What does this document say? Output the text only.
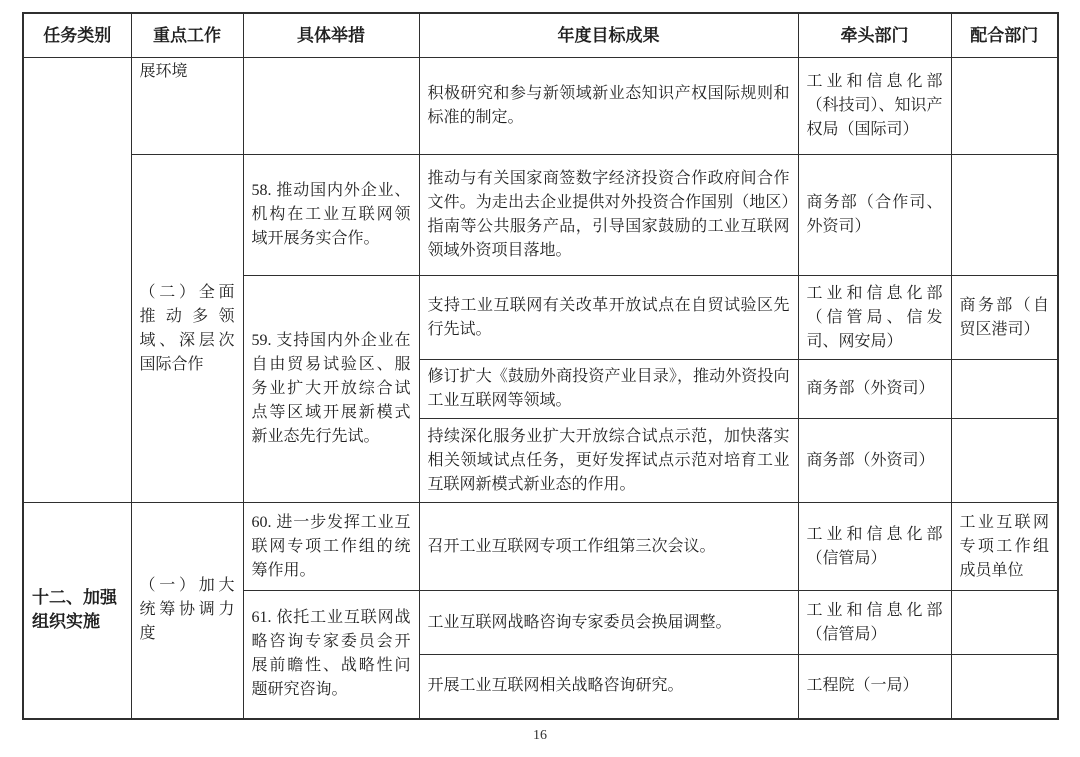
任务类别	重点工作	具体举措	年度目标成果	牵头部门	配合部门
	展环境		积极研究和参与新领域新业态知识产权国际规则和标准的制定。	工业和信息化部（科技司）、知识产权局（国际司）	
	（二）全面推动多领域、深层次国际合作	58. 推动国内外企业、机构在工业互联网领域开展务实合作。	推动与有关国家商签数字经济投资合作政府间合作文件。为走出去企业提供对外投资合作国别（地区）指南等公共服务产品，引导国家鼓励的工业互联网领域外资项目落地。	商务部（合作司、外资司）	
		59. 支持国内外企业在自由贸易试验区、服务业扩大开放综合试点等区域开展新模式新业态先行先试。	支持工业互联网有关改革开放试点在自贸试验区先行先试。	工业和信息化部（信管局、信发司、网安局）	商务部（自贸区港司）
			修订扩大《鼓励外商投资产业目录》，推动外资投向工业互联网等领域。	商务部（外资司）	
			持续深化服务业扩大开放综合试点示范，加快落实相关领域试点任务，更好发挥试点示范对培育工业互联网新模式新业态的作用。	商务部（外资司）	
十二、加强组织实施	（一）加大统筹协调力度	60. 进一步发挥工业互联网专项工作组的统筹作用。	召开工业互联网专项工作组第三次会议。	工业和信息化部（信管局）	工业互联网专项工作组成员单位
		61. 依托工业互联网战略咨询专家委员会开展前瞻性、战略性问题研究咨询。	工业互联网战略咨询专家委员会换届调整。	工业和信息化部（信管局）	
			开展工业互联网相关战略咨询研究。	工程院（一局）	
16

- [What you will do]: Search the data for the string "工业和信息化部" and copy each line where it appears.

- [The completed task]:
	展环境		积极研究和参与新领域新业态知识产权国际规则和标准的制定。	工业和信息化部（科技司）、知识产权局（国际司）	
		59. 支持国内外企业在自由贸易试验区、服务业扩大开放综合试点等区域开展新模式新业态先行先试。	支持工业互联网有关改革开放试点在自贸试验区先行先试。	工业和信息化部（信管局、信发司、网安局）	商务部（自贸区港司）
十二、加强组织实施	（一）加大统筹协调力度	60. 进一步发挥工业互联网专项工作组的统筹作用。	召开工业互联网专项工作组第三次会议。	工业和信息化部（信管局）	工业互联网专项工作组成员单位
		61. 依托工业互联网战略咨询专家委员会开展前瞻性、战略性问题研究咨询。	工业互联网战略咨询专家委员会换届调整。	工业和信息化部（信管局）	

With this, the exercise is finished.